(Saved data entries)
================
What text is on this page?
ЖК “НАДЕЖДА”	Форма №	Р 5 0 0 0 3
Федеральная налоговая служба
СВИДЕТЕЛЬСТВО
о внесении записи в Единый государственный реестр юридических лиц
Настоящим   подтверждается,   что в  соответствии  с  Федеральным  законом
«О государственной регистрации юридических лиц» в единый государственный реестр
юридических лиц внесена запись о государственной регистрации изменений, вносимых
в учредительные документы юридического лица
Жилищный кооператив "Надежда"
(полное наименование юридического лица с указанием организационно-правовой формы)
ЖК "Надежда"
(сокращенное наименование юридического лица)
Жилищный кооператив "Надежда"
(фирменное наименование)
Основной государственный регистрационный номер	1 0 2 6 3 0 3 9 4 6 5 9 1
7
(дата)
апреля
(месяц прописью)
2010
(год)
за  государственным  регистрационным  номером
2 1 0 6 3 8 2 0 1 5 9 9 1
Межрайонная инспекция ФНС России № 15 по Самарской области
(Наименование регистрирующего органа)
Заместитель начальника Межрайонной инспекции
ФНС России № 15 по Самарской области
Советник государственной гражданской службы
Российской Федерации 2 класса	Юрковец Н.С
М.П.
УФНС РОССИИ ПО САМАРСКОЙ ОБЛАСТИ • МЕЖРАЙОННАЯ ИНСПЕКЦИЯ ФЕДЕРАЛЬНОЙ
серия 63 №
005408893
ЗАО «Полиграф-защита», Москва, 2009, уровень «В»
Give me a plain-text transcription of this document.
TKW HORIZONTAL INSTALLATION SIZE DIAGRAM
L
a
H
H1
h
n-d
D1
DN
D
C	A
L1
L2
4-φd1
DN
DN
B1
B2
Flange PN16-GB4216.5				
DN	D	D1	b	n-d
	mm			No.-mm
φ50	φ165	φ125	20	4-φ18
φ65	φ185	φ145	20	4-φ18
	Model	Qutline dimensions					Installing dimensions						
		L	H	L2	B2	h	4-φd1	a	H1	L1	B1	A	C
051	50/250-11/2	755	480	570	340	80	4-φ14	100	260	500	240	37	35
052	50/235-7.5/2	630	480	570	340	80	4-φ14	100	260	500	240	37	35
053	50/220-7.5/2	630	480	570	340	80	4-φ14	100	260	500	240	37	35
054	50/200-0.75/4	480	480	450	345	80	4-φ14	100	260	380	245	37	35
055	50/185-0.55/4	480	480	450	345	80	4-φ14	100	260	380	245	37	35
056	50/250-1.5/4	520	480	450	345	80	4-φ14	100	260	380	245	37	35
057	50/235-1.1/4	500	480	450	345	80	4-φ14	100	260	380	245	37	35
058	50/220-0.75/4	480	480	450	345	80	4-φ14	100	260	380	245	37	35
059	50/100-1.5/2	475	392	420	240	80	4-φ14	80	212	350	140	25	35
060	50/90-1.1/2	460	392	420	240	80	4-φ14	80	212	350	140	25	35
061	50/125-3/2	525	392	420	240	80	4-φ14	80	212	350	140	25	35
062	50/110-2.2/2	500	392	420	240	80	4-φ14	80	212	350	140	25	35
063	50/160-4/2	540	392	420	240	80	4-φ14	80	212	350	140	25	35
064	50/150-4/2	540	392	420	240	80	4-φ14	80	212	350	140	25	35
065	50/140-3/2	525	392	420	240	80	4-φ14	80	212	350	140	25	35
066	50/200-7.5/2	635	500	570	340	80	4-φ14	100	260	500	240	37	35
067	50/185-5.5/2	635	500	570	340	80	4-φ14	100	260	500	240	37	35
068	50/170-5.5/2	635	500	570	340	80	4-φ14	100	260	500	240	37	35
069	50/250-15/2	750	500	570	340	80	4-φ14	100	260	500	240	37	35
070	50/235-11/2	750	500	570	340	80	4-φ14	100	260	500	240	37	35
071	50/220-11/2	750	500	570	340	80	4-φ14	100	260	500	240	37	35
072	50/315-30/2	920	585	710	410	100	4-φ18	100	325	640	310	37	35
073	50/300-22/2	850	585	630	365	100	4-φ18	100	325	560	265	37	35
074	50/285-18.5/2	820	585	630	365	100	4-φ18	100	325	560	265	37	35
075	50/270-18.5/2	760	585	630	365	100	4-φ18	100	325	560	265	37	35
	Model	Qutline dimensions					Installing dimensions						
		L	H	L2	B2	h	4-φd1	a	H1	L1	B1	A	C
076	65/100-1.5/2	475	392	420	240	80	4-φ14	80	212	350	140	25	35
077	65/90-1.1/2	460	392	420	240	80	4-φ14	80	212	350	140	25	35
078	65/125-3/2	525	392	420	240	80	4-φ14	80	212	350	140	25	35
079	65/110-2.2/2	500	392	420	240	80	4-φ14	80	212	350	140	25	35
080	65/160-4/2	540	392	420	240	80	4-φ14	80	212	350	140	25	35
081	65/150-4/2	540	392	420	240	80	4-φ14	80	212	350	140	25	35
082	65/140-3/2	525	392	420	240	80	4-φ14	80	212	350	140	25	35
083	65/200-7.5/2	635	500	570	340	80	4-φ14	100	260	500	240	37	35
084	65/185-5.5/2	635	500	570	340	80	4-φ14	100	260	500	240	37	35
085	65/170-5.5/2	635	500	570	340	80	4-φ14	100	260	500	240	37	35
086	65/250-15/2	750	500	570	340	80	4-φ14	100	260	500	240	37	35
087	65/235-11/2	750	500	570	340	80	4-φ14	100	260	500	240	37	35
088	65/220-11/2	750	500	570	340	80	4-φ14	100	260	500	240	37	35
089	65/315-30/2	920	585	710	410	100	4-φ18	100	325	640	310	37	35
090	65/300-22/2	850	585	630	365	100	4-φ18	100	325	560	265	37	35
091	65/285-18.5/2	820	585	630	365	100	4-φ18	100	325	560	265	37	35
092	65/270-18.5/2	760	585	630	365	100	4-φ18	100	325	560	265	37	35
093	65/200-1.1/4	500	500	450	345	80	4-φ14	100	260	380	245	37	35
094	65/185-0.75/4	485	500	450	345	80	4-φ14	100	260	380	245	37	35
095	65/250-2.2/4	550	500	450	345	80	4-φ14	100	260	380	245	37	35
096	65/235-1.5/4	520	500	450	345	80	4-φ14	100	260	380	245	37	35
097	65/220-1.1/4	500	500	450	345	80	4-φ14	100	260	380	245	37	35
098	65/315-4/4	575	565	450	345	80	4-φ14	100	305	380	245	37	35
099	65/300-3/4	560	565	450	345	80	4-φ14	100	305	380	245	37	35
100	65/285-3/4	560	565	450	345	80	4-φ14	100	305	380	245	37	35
================
WHAT YOU SHOULD DO
Reproduce all data above, unchanged.

SOLUTION FOR THIS PROBLEM
What text is on this page?
ЖК “НАДЕЖДА”	Форма №	Р 5 0 0 0 3
Федеральная налоговая служба
СВИДЕТЕЛЬСТВО
о внесении записи в Единый государственный реестр юридических лиц
Настоящим   подтверждается,   что в  соответствии  с  Федеральным  законом
«О государственной регистрации юридических лиц» в единый государственный реестр
юридических лиц внесена запись о государственной регистрации изменений, вносимых
в учредительные документы юридического лица
Жилищный кооператив "Надежда"
(полное наименование юридического лица с указанием организационно-правовой формы)
ЖК "Надежда"
(сокращенное наименование юридического лица)
Жилищный кооператив "Надежда"
(фирменное наименование)
Основной государственный регистрационный номер	1 0 2 6 3 0 3 9 4 6 5 9 1
7
(дата)
апреля
(месяц прописью)
2010
(год)
за  государственным  регистрационным  номером
2 1 0 6 3 8 2 0 1 5 9 9 1
Межрайонная инспекция ФНС России № 15 по Самарской области
(Наименование регистрирующего органа)
Заместитель начальника Межрайонной инспекции
ФНС России № 15 по Самарской области
Советник государственной гражданской службы
Российской Федерации 2 класса	Юрковец Н.С
М.П.
УФНС РОССИИ ПО САМАРСКОЙ ОБЛАСТИ • МЕЖРАЙОННАЯ ИНСПЕКЦИЯ ФЕДЕРАЛЬНОЙ
серия 63 №
005408893
ЗАО «Полиграф-защита», Москва, 2009, уровень «В»
Give me a plain-text transcription of this document.
TKW HORIZONTAL INSTALLATION SIZE DIAGRAM
L
a
H
H1
h
n-d
D1
DN
D
C	A
L1
L2
4-φd1
DN
DN
B1
B2
Flange PN16-GB4216.5				
DN	D	D1	b	n-d
	mm			No.-mm
φ50	φ165	φ125	20	4-φ18
φ65	φ185	φ145	20	4-φ18
	Model	Qutline dimensions					Installing dimensions						
		L	H	L2	B2	h	4-φd1	a	H1	L1	B1	A	C
051	50/250-11/2	755	480	570	340	80	4-φ14	100	260	500	240	37	35
052	50/235-7.5/2	630	480	570	340	80	4-φ14	100	260	500	240	37	35
053	50/220-7.5/2	630	480	570	340	80	4-φ14	100	260	500	240	37	35
054	50/200-0.75/4	480	480	450	345	80	4-φ14	100	260	380	245	37	35
055	50/185-0.55/4	480	480	450	345	80	4-φ14	100	260	380	245	37	35
056	50/250-1.5/4	520	480	450	345	80	4-φ14	100	260	380	245	37	35
057	50/235-1.1/4	500	480	450	345	80	4-φ14	100	260	380	245	37	35
058	50/220-0.75/4	480	480	450	345	80	4-φ14	100	260	380	245	37	35
059	50/100-1.5/2	475	392	420	240	80	4-φ14	80	212	350	140	25	35
060	50/90-1.1/2	460	392	420	240	80	4-φ14	80	212	350	140	25	35
061	50/125-3/2	525	392	420	240	80	4-φ14	80	212	350	140	25	35
062	50/110-2.2/2	500	392	420	240	80	4-φ14	80	212	350	140	25	35
063	50/160-4/2	540	392	420	240	80	4-φ14	80	212	350	140	25	35
064	50/150-4/2	540	392	420	240	80	4-φ14	80	212	350	140	25	35
065	50/140-3/2	525	392	420	240	80	4-φ14	80	212	350	140	25	35
066	50/200-7.5/2	635	500	570	340	80	4-φ14	100	260	500	240	37	35
067	50/185-5.5/2	635	500	570	340	80	4-φ14	100	260	500	240	37	35
068	50/170-5.5/2	635	500	570	340	80	4-φ14	100	260	500	240	37	35
069	50/250-15/2	750	500	570	340	80	4-φ14	100	260	500	240	37	35
070	50/235-11/2	750	500	570	340	80	4-φ14	100	260	500	240	37	35
071	50/220-11/2	750	500	570	340	80	4-φ14	100	260	500	240	37	35
072	50/315-30/2	920	585	710	410	100	4-φ18	100	325	640	310	37	35
073	50/300-22/2	850	585	630	365	100	4-φ18	100	325	560	265	37	35
074	50/285-18.5/2	820	585	630	365	100	4-φ18	100	325	560	265	37	35
075	50/270-18.5/2	760	585	630	365	100	4-φ18	100	325	560	265	37	35
	Model	Qutline dimensions					Installing dimensions						
		L	H	L2	B2	h	4-φd1	a	H1	L1	B1	A	C
076	65/100-1.5/2	475	392	420	240	80	4-φ14	80	212	350	140	25	35
077	65/90-1.1/2	460	392	420	240	80	4-φ14	80	212	350	140	25	35
078	65/125-3/2	525	392	420	240	80	4-φ14	80	212	350	140	25	35
079	65/110-2.2/2	500	392	420	240	80	4-φ14	80	212	350	140	25	35
080	65/160-4/2	540	392	420	240	80	4-φ14	80	212	350	140	25	35
081	65/150-4/2	540	392	420	240	80	4-φ14	80	212	350	140	25	35
082	65/140-3/2	525	392	420	240	80	4-φ14	80	212	350	140	25	35
083	65/200-7.5/2	635	500	570	340	80	4-φ14	100	260	500	240	37	35
084	65/185-5.5/2	635	500	570	340	80	4-φ14	100	260	500	240	37	35
085	65/170-5.5/2	635	500	570	340	80	4-φ14	100	260	500	240	37	35
086	65/250-15/2	750	500	570	340	80	4-φ14	100	260	500	240	37	35
087	65/235-11/2	750	500	570	340	80	4-φ14	100	260	500	240	37	35
088	65/220-11/2	750	500	570	340	80	4-φ14	100	260	500	240	37	35
089	65/315-30/2	920	585	710	410	100	4-φ18	100	325	640	310	37	35
090	65/300-22/2	850	585	630	365	100	4-φ18	100	325	560	265	37	35
091	65/285-18.5/2	820	585	630	365	100	4-φ18	100	325	560	265	37	35
092	65/270-18.5/2	760	585	630	365	100	4-φ18	100	325	560	265	37	35
093	65/200-1.1/4	500	500	450	345	80	4-φ14	100	260	380	245	37	35
094	65/185-0.75/4	485	500	450	345	80	4-φ14	100	260	380	245	37	35
095	65/250-2.2/4	550	500	450	345	80	4-φ14	100	260	380	245	37	35
096	65/235-1.5/4	520	500	450	345	80	4-φ14	100	260	380	245	37	35
097	65/220-1.1/4	500	500	450	345	80	4-φ14	100	260	380	245	37	35
098	65/315-4/4	575	565	450	345	80	4-φ14	100	305	380	245	37	35
099	65/300-3/4	560	565	450	345	80	4-φ14	100	305	380	245	37	35
100	65/285-3/4	560	565	450	345	80	4-φ14	100	305	380	245	37	35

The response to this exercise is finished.